■ **The data**
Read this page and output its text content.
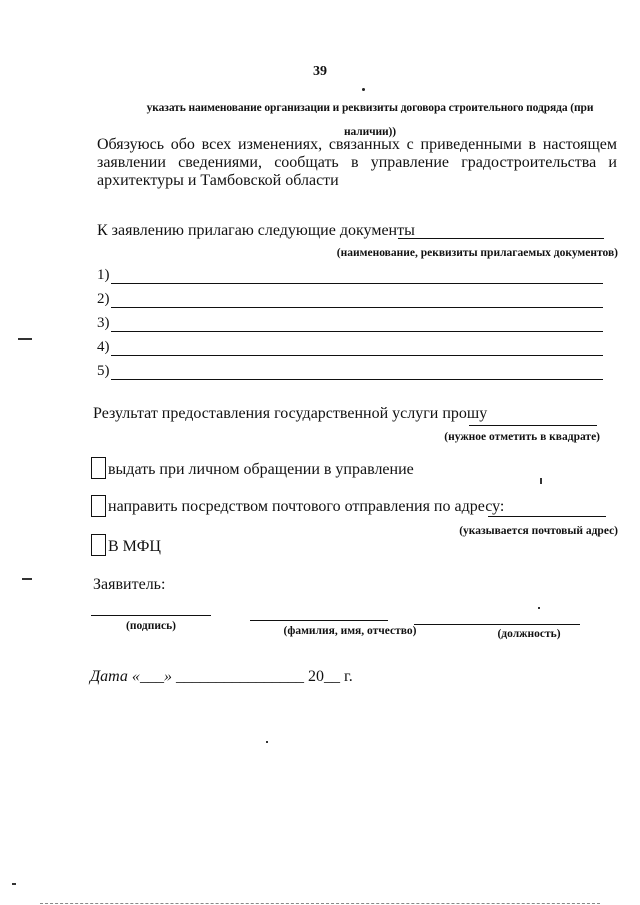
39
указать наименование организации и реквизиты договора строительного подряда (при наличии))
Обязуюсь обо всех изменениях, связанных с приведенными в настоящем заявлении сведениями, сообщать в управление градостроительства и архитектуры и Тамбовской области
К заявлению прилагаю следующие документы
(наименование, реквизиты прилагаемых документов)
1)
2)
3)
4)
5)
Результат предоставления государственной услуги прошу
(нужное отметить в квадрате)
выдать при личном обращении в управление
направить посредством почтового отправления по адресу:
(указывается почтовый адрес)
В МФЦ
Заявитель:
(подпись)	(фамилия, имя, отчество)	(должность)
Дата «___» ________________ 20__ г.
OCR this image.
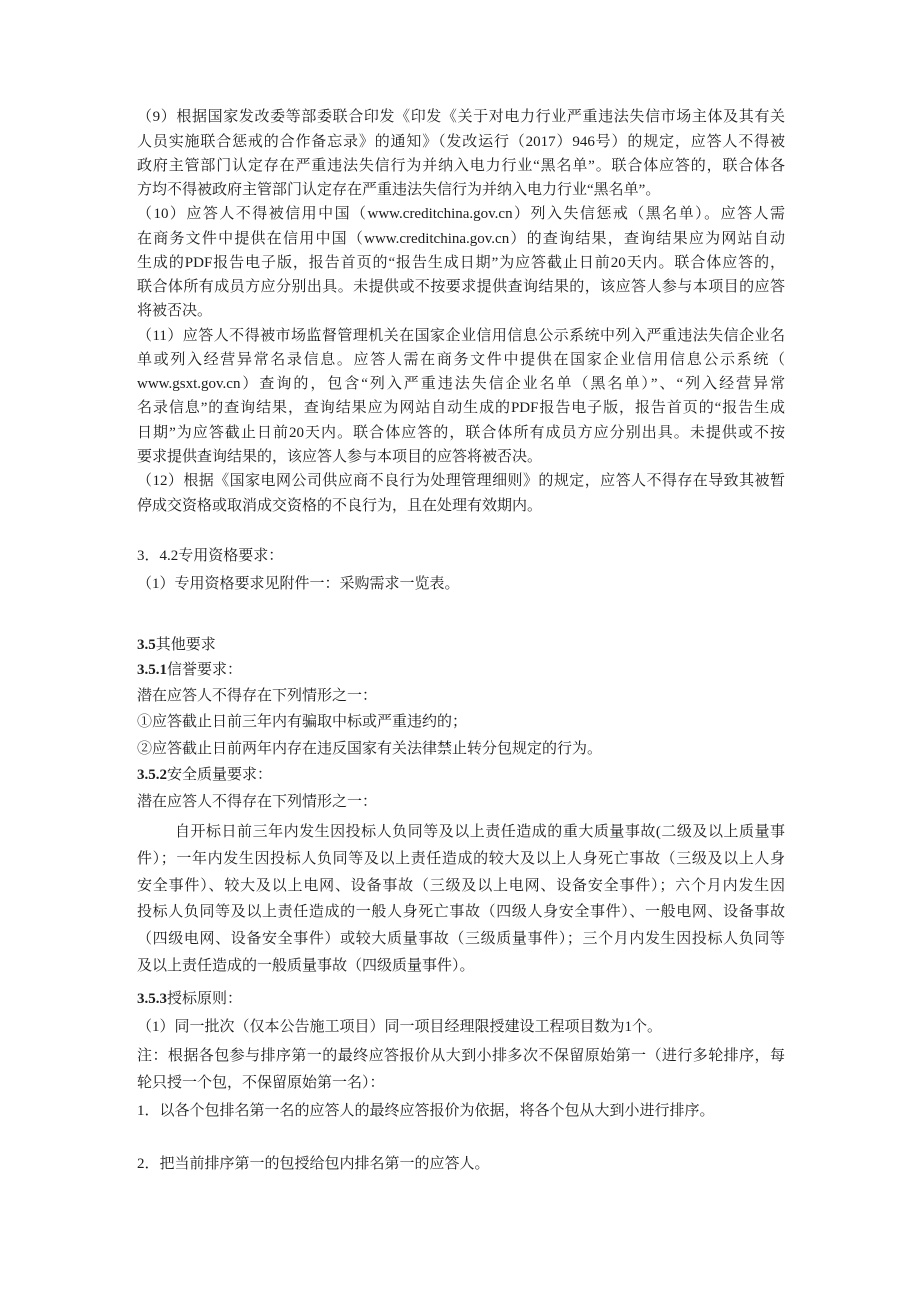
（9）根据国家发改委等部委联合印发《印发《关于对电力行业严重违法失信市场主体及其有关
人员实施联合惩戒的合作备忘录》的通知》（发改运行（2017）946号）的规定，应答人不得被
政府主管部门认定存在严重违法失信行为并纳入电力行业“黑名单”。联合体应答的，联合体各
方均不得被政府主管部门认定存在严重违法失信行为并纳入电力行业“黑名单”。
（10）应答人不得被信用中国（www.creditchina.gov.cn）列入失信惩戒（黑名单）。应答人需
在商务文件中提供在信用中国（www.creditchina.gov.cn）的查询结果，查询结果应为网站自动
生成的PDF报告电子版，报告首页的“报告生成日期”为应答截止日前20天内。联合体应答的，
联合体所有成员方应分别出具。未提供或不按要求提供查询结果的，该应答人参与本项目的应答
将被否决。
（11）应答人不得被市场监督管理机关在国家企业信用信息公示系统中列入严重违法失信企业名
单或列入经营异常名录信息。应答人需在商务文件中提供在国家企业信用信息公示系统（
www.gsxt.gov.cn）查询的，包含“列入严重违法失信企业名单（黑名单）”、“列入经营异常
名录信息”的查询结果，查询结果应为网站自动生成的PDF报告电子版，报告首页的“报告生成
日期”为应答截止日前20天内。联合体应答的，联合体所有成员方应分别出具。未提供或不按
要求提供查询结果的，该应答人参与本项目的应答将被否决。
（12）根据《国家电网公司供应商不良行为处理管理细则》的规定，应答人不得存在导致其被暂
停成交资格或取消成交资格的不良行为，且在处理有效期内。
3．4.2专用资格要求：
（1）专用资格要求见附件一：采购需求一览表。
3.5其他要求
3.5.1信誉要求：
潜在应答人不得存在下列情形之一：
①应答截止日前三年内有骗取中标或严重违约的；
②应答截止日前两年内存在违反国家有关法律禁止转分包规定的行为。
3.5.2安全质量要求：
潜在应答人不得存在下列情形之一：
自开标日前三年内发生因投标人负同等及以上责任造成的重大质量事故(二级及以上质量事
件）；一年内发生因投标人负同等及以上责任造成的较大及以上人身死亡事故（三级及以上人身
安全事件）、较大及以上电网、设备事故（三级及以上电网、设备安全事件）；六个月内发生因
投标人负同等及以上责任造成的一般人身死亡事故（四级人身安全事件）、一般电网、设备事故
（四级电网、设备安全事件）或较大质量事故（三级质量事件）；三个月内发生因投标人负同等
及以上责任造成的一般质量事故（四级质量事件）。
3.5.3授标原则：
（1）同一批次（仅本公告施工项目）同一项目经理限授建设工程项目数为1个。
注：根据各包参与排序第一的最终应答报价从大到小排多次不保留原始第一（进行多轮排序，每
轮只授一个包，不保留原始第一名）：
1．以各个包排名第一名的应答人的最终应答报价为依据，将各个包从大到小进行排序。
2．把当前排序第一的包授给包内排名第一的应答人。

■ **Directive**
Print every entry exactly as written, without the pictures.

■ **Answer in full**
Read this page and output its text content.
39
указать наименование организации и реквизиты договора строительного подряда (при наличии))
Обязуюсь обо всех изменениях, связанных с приведенными в настоящем заявлении сведениями, сообщать в управление градостроительства и архитектуры и Тамбовской области
К заявлению прилагаю следующие документы
(наименование, реквизиты прилагаемых документов)
1)
2)
3)
4)
5)
Результат предоставления государственной услуги прошу
(нужное отметить в квадрате)
выдать при личном обращении в управление
направить посредством почтового отправления по адресу:
(указывается почтовый адрес)
В МФЦ
Заявитель:
(подпись)	(фамилия, имя, отчество)	(должность)
Дата «___» ________________ 20__ г.
OCR this image.
（9）根据国家发改委等部委联合印发《印发《关于对电力行业严重违法失信市场主体及其有关
人员实施联合惩戒的合作备忘录》的通知》（发改运行（2017）946号）的规定，应答人不得被
政府主管部门认定存在严重违法失信行为并纳入电力行业“黑名单”。联合体应答的，联合体各
方均不得被政府主管部门认定存在严重违法失信行为并纳入电力行业“黑名单”。
（10）应答人不得被信用中国（www.creditchina.gov.cn）列入失信惩戒（黑名单）。应答人需
在商务文件中提供在信用中国（www.creditchina.gov.cn）的查询结果，查询结果应为网站自动
生成的PDF报告电子版，报告首页的“报告生成日期”为应答截止日前20天内。联合体应答的，
联合体所有成员方应分别出具。未提供或不按要求提供查询结果的，该应答人参与本项目的应答
将被否决。
（11）应答人不得被市场监督管理机关在国家企业信用信息公示系统中列入严重违法失信企业名
单或列入经营异常名录信息。应答人需在商务文件中提供在国家企业信用信息公示系统（
www.gsxt.gov.cn）查询的，包含“列入严重违法失信企业名单（黑名单）”、“列入经营异常
名录信息”的查询结果，查询结果应为网站自动生成的PDF报告电子版，报告首页的“报告生成
日期”为应答截止日前20天内。联合体应答的，联合体所有成员方应分别出具。未提供或不按
要求提供查询结果的，该应答人参与本项目的应答将被否决。
（12）根据《国家电网公司供应商不良行为处理管理细则》的规定，应答人不得存在导致其被暂
停成交资格或取消成交资格的不良行为，且在处理有效期内。
3．4.2专用资格要求：
（1）专用资格要求见附件一：采购需求一览表。
3.5其他要求
3.5.1信誉要求：
潜在应答人不得存在下列情形之一：
①应答截止日前三年内有骗取中标或严重违约的；
②应答截止日前两年内存在违反国家有关法律禁止转分包规定的行为。
3.5.2安全质量要求：
潜在应答人不得存在下列情形之一：
自开标日前三年内发生因投标人负同等及以上责任造成的重大质量事故(二级及以上质量事
件）；一年内发生因投标人负同等及以上责任造成的较大及以上人身死亡事故（三级及以上人身
安全事件）、较大及以上电网、设备事故（三级及以上电网、设备安全事件）；六个月内发生因
投标人负同等及以上责任造成的一般人身死亡事故（四级人身安全事件）、一般电网、设备事故
（四级电网、设备安全事件）或较大质量事故（三级质量事件）；三个月内发生因投标人负同等
及以上责任造成的一般质量事故（四级质量事件）。
3.5.3授标原则：
（1）同一批次（仅本公告施工项目）同一项目经理限授建设工程项目数为1个。
注：根据各包参与排序第一的最终应答报价从大到小排多次不保留原始第一（进行多轮排序，每
轮只授一个包，不保留原始第一名）：
1．以各个包排名第一名的应答人的最终应答报价为依据，将各个包从大到小进行排序。
2．把当前排序第一的包授给包内排名第一的应答人。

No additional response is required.